CHALLENGE = Note each line that includes the word "false". Copy those lines.

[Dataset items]
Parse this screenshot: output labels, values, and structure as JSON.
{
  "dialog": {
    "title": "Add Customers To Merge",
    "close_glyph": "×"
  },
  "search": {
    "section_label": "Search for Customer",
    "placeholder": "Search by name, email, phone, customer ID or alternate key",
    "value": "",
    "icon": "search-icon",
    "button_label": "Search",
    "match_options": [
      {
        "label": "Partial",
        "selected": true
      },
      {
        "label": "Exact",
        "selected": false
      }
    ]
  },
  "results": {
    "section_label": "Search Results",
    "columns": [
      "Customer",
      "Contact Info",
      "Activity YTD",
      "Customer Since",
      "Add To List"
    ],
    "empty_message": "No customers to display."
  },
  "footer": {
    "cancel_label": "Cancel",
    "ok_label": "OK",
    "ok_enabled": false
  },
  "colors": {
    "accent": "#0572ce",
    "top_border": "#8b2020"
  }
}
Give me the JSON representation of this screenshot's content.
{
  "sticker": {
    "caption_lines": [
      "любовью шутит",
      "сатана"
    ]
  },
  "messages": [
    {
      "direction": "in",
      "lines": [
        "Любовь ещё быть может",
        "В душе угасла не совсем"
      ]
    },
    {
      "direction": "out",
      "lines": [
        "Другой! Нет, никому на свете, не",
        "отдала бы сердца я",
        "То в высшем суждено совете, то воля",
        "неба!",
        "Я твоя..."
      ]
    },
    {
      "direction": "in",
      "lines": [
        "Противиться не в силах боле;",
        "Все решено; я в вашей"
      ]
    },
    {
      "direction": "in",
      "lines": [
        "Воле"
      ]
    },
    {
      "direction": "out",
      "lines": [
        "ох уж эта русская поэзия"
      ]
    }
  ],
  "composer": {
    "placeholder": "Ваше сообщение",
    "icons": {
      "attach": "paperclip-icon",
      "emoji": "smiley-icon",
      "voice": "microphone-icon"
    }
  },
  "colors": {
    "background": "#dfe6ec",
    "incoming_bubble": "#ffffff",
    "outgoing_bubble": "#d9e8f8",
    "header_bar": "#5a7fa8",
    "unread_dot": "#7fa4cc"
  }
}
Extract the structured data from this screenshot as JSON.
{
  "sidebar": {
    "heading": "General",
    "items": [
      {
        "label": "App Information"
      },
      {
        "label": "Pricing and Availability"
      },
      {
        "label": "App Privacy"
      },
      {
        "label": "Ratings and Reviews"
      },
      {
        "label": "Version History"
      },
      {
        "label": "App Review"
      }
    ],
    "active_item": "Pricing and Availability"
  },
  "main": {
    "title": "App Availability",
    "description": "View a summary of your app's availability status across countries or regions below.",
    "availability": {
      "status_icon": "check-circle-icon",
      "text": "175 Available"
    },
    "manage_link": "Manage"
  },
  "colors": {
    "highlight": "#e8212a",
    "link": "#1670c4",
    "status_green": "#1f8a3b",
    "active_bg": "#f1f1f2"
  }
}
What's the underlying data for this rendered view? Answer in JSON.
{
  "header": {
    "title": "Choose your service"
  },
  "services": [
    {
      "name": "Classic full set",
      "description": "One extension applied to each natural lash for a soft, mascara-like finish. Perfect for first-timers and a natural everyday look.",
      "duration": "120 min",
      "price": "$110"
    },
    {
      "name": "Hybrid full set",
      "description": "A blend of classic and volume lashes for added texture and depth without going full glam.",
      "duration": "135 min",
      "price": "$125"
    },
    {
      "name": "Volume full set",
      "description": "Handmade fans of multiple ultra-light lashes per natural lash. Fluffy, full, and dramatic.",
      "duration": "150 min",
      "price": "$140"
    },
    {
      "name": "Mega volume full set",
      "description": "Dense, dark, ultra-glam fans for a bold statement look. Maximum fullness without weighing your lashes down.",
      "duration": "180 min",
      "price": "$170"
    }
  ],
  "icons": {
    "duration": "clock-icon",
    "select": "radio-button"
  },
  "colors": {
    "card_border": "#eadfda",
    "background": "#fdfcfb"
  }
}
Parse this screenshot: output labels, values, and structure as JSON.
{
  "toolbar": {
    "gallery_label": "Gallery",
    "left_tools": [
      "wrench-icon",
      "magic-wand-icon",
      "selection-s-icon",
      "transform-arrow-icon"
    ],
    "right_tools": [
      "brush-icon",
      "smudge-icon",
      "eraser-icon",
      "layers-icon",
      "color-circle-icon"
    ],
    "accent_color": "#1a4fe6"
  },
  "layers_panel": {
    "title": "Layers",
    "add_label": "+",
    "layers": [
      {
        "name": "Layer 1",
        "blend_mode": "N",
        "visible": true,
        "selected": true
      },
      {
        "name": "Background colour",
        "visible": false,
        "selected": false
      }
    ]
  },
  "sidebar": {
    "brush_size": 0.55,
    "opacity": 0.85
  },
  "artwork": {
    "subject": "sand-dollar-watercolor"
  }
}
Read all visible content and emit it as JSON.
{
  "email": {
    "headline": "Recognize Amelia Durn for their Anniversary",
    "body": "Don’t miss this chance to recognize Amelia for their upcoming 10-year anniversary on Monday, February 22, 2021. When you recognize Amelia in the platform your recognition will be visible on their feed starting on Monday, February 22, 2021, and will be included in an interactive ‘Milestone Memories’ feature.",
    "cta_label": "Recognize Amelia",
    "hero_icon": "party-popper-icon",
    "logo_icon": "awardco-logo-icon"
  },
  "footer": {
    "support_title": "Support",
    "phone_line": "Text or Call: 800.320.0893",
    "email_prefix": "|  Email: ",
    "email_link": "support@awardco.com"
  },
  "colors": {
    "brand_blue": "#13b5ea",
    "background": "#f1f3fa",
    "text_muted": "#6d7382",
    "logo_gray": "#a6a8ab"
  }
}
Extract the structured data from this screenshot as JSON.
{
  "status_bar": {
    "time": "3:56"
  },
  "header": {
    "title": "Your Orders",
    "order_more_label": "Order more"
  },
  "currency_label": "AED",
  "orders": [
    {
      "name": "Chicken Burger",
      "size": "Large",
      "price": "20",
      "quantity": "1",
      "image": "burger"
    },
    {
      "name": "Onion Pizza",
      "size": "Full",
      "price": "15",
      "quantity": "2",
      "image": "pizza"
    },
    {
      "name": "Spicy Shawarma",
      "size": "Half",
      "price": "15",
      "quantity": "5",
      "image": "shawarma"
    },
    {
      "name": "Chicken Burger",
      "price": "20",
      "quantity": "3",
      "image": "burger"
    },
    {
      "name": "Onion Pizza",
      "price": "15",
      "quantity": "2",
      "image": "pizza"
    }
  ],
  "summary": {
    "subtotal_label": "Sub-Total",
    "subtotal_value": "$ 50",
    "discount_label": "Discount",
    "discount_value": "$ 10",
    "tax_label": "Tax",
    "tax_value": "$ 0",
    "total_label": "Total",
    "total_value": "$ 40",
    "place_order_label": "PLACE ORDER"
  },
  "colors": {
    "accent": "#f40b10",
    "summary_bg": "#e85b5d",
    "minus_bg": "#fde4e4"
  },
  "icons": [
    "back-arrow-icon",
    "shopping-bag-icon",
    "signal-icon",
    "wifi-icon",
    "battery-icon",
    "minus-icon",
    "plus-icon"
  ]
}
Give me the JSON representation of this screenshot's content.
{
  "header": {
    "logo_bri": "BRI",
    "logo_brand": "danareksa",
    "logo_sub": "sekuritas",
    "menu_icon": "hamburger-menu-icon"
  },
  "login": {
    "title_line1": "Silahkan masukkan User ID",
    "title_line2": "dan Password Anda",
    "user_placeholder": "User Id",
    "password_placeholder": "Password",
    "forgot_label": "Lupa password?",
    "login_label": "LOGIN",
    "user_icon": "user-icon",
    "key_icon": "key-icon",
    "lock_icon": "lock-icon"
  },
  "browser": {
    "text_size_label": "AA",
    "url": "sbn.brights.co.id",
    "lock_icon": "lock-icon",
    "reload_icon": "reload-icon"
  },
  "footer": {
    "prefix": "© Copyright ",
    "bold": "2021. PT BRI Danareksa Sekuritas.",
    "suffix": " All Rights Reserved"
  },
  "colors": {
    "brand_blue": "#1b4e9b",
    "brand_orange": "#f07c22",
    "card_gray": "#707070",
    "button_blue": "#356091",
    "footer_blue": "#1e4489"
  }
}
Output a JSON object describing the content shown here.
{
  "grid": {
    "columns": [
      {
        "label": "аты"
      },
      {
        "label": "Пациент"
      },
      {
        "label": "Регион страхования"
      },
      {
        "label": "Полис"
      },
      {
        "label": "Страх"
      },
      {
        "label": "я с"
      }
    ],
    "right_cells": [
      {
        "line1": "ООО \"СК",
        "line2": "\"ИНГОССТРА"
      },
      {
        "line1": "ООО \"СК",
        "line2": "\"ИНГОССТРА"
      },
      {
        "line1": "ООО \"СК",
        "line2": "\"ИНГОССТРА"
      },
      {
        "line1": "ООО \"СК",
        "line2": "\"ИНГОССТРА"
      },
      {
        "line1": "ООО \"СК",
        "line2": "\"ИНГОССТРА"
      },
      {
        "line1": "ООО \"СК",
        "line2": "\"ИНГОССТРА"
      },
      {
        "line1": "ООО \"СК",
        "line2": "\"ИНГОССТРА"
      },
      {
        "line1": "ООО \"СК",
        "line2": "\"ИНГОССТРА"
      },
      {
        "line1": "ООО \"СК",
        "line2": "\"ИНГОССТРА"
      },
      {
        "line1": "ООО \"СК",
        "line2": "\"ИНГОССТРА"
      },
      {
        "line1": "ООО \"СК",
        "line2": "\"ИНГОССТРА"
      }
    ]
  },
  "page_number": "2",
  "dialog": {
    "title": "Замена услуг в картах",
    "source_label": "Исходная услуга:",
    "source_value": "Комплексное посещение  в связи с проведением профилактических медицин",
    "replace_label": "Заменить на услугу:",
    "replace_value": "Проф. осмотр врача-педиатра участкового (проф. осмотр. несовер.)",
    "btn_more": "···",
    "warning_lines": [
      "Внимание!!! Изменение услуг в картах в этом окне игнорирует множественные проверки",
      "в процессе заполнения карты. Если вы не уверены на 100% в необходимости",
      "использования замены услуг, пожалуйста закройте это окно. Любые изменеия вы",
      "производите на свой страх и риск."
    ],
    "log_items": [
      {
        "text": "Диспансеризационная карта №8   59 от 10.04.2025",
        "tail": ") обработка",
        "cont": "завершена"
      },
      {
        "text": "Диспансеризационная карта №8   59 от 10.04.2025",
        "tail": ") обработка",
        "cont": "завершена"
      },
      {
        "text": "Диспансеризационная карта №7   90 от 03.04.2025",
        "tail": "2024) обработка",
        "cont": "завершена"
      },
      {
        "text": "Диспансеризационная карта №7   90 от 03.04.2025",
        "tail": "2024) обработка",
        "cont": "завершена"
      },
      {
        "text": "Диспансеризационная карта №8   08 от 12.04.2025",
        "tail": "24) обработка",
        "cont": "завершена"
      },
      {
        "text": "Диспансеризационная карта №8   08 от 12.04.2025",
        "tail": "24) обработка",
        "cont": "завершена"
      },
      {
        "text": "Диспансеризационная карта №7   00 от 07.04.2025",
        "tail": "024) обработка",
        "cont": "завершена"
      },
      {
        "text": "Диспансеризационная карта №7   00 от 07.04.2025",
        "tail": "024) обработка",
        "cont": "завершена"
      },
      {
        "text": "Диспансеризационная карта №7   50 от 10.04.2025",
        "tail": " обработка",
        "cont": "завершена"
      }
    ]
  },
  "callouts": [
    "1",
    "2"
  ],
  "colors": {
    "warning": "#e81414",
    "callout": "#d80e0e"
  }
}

FINAL ANSWER =
        "selected": false
    "ok_enabled": false
        "visible": false,
        "selected": false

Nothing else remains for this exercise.